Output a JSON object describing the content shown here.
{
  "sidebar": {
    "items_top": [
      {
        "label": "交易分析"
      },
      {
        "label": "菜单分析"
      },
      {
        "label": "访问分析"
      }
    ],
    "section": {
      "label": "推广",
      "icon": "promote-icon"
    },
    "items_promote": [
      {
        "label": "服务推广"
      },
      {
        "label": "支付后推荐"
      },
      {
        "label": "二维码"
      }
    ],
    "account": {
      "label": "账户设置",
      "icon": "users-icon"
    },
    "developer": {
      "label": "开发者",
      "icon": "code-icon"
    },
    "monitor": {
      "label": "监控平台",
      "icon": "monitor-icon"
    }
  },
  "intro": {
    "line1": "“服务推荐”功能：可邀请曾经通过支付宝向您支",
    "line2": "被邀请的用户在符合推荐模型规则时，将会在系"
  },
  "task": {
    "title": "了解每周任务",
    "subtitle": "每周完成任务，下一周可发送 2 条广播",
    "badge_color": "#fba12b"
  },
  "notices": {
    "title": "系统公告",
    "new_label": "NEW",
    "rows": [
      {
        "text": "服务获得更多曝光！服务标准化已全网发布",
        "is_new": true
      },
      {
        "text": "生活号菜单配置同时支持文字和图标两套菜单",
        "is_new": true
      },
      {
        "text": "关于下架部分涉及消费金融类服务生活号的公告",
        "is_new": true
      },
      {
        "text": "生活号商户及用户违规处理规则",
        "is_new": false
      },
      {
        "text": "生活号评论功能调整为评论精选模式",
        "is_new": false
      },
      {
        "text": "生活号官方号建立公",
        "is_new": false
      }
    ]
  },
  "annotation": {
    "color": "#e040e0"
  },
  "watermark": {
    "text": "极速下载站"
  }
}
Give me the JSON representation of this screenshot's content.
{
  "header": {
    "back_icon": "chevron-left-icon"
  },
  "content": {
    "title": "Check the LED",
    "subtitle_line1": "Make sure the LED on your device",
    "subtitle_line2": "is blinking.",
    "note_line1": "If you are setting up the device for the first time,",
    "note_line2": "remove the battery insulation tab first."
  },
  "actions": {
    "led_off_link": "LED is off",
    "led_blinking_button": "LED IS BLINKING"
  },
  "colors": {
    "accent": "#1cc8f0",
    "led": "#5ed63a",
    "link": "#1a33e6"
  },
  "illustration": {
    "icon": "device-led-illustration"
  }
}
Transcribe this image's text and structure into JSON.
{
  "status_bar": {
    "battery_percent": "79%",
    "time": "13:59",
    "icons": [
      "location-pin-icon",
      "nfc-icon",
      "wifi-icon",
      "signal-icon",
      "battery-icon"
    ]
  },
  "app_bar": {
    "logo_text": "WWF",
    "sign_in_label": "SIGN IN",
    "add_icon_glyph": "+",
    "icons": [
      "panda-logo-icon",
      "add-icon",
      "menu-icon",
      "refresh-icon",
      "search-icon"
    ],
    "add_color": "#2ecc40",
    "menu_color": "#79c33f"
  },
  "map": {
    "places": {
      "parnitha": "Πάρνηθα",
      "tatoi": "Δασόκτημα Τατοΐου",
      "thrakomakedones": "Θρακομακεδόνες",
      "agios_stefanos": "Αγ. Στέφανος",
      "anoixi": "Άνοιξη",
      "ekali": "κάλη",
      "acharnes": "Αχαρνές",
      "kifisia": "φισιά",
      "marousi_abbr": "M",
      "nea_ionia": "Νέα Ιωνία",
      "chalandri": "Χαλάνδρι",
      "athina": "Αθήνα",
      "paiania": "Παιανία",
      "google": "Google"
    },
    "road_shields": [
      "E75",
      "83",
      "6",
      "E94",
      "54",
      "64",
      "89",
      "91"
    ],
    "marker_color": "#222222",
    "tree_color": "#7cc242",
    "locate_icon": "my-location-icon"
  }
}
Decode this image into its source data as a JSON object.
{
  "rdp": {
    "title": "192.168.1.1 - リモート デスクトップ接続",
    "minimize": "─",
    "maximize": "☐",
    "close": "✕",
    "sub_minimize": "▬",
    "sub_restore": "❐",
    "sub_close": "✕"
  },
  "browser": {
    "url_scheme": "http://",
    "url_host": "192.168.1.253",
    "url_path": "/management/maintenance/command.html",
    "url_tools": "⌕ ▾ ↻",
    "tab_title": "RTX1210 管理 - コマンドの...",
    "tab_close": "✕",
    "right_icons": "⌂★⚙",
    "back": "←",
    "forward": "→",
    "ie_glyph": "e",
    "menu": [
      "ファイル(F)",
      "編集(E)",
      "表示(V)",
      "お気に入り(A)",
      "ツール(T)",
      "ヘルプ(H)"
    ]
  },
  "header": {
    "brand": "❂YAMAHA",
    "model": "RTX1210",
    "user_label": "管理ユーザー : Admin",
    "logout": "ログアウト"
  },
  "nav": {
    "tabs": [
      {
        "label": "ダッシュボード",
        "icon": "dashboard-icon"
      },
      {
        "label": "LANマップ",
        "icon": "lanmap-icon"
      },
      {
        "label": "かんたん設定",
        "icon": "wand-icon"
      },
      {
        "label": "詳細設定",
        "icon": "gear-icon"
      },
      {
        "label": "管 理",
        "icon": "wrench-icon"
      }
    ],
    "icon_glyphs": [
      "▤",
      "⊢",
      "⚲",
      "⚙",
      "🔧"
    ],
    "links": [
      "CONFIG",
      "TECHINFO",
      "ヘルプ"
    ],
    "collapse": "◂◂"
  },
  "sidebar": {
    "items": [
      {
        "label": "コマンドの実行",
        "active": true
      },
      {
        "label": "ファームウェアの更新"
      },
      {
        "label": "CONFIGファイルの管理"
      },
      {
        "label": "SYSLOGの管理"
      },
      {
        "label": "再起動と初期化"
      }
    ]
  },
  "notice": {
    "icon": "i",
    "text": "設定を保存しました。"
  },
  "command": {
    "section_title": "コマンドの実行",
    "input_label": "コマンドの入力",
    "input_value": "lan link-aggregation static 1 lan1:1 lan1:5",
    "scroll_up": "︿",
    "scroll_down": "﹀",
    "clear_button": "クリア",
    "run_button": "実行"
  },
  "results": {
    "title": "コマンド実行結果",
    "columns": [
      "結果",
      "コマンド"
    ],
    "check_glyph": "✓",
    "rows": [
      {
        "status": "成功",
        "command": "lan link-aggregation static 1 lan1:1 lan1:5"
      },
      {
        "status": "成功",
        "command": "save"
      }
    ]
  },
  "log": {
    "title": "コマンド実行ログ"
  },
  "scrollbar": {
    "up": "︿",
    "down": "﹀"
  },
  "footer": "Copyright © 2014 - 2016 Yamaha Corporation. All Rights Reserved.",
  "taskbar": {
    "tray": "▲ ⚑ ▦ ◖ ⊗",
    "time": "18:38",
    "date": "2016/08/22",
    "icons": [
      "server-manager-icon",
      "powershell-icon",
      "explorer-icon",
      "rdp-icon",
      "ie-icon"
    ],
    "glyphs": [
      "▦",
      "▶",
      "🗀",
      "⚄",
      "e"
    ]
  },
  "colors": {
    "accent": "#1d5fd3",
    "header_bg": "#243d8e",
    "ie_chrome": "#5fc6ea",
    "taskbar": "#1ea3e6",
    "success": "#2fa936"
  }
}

→ REQUIRED WORK
Reproduce each entry word for word.

→ ANSWER FOR THE TASK
Output a JSON object describing the content shown here.
{
  "sidebar": {
    "items_top": [
      {
        "label": "交易分析"
      },
      {
        "label": "菜单分析"
      },
      {
        "label": "访问分析"
      }
    ],
    "section": {
      "label": "推广",
      "icon": "promote-icon"
    },
    "items_promote": [
      {
        "label": "服务推广"
      },
      {
        "label": "支付后推荐"
      },
      {
        "label": "二维码"
      }
    ],
    "account": {
      "label": "账户设置",
      "icon": "users-icon"
    },
    "developer": {
      "label": "开发者",
      "icon": "code-icon"
    },
    "monitor": {
      "label": "监控平台",
      "icon": "monitor-icon"
    }
  },
  "intro": {
    "line1": "“服务推荐”功能：可邀请曾经通过支付宝向您支",
    "line2": "被邀请的用户在符合推荐模型规则时，将会在系"
  },
  "task": {
    "title": "了解每周任务",
    "subtitle": "每周完成任务，下一周可发送 2 条广播",
    "badge_color": "#fba12b"
  },
  "notices": {
    "title": "系统公告",
    "new_label": "NEW",
    "rows": [
      {
        "text": "服务获得更多曝光！服务标准化已全网发布",
        "is_new": true
      },
      {
        "text": "生活号菜单配置同时支持文字和图标两套菜单",
        "is_new": true
      },
      {
        "text": "关于下架部分涉及消费金融类服务生活号的公告",
        "is_new": true
      },
      {
        "text": "生活号商户及用户违规处理规则",
        "is_new": false
      },
      {
        "text": "生活号评论功能调整为评论精选模式",
        "is_new": false
      },
      {
        "text": "生活号官方号建立公",
        "is_new": false
      }
    ]
  },
  "annotation": {
    "color": "#e040e0"
  },
  "watermark": {
    "text": "极速下载站"
  }
}
Give me the JSON representation of this screenshot's content.
{
  "header": {
    "back_icon": "chevron-left-icon"
  },
  "content": {
    "title": "Check the LED",
    "subtitle_line1": "Make sure the LED on your device",
    "subtitle_line2": "is blinking.",
    "note_line1": "If you are setting up the device for the first time,",
    "note_line2": "remove the battery insulation tab first."
  },
  "actions": {
    "led_off_link": "LED is off",
    "led_blinking_button": "LED IS BLINKING"
  },
  "colors": {
    "accent": "#1cc8f0",
    "led": "#5ed63a",
    "link": "#1a33e6"
  },
  "illustration": {
    "icon": "device-led-illustration"
  }
}
Transcribe this image's text and structure into JSON.
{
  "status_bar": {
    "battery_percent": "79%",
    "time": "13:59",
    "icons": [
      "location-pin-icon",
      "nfc-icon",
      "wifi-icon",
      "signal-icon",
      "battery-icon"
    ]
  },
  "app_bar": {
    "logo_text": "WWF",
    "sign_in_label": "SIGN IN",
    "add_icon_glyph": "+",
    "icons": [
      "panda-logo-icon",
      "add-icon",
      "menu-icon",
      "refresh-icon",
      "search-icon"
    ],
    "add_color": "#2ecc40",
    "menu_color": "#79c33f"
  },
  "map": {
    "places": {
      "parnitha": "Πάρνηθα",
      "tatoi": "Δασόκτημα Τατοΐου",
      "thrakomakedones": "Θρακομακεδόνες",
      "agios_stefanos": "Αγ. Στέφανος",
      "anoixi": "Άνοιξη",
      "ekali": "κάλη",
      "acharnes": "Αχαρνές",
      "kifisia": "φισιά",
      "marousi_abbr": "M",
      "nea_ionia": "Νέα Ιωνία",
      "chalandri": "Χαλάνδρι",
      "athina": "Αθήνα",
      "paiania": "Παιανία",
      "google": "Google"
    },
    "road_shields": [
      "E75",
      "83",
      "6",
      "E94",
      "54",
      "64",
      "89",
      "91"
    ],
    "marker_color": "#222222",
    "tree_color": "#7cc242",
    "locate_icon": "my-location-icon"
  }
}
Decode this image into its source data as a JSON object.
{
  "rdp": {
    "title": "192.168.1.1 - リモート デスクトップ接続",
    "minimize": "─",
    "maximize": "☐",
    "close": "✕",
    "sub_minimize": "▬",
    "sub_restore": "❐",
    "sub_close": "✕"
  },
  "browser": {
    "url_scheme": "http://",
    "url_host": "192.168.1.253",
    "url_path": "/management/maintenance/command.html",
    "url_tools": "⌕ ▾ ↻",
    "tab_title": "RTX1210 管理 - コマンドの...",
    "tab_close": "✕",
    "right_icons": "⌂★⚙",
    "back": "←",
    "forward": "→",
    "ie_glyph": "e",
    "menu": [
      "ファイル(F)",
      "編集(E)",
      "表示(V)",
      "お気に入り(A)",
      "ツール(T)",
      "ヘルプ(H)"
    ]
  },
  "header": {
    "brand": "❂YAMAHA",
    "model": "RTX1210",
    "user_label": "管理ユーザー : Admin",
    "logout": "ログアウト"
  },
  "nav": {
    "tabs": [
      {
        "label": "ダッシュボード",
        "icon": "dashboard-icon"
      },
      {
        "label": "LANマップ",
        "icon": "lanmap-icon"
      },
      {
        "label": "かんたん設定",
        "icon": "wand-icon"
      },
      {
        "label": "詳細設定",
        "icon": "gear-icon"
      },
      {
        "label": "管 理",
        "icon": "wrench-icon"
      }
    ],
    "icon_glyphs": [
      "▤",
      "⊢",
      "⚲",
      "⚙",
      "🔧"
    ],
    "links": [
      "CONFIG",
      "TECHINFO",
      "ヘルプ"
    ],
    "collapse": "◂◂"
  },
  "sidebar": {
    "items": [
      {
        "label": "コマンドの実行",
        "active": true
      },
      {
        "label": "ファームウェアの更新"
      },
      {
        "label": "CONFIGファイルの管理"
      },
      {
        "label": "SYSLOGの管理"
      },
      {
        "label": "再起動と初期化"
      }
    ]
  },
  "notice": {
    "icon": "i",
    "text": "設定を保存しました。"
  },
  "command": {
    "section_title": "コマンドの実行",
    "input_label": "コマンドの入力",
    "input_value": "lan link-aggregation static 1 lan1:1 lan1:5",
    "scroll_up": "︿",
    "scroll_down": "﹀",
    "clear_button": "クリア",
    "run_button": "実行"
  },
  "results": {
    "title": "コマンド実行結果",
    "columns": [
      "結果",
      "コマンド"
    ],
    "check_glyph": "✓",
    "rows": [
      {
        "status": "成功",
        "command": "lan link-aggregation static 1 lan1:1 lan1:5"
      },
      {
        "status": "成功",
        "command": "save"
      }
    ]
  },
  "log": {
    "title": "コマンド実行ログ"
  },
  "scrollbar": {
    "up": "︿",
    "down": "﹀"
  },
  "footer": "Copyright © 2014 - 2016 Yamaha Corporation. All Rights Reserved.",
  "taskbar": {
    "tray": "▲ ⚑ ▦ ◖ ⊗",
    "time": "18:38",
    "date": "2016/08/22",
    "icons": [
      "server-manager-icon",
      "powershell-icon",
      "explorer-icon",
      "rdp-icon",
      "ie-icon"
    ],
    "glyphs": [
      "▦",
      "▶",
      "🗀",
      "⚄",
      "e"
    ]
  },
  "colors": {
    "accent": "#1d5fd3",
    "header_bg": "#243d8e",
    "ie_chrome": "#5fc6ea",
    "taskbar": "#1ea3e6",
    "success": "#2fa936"
  }
}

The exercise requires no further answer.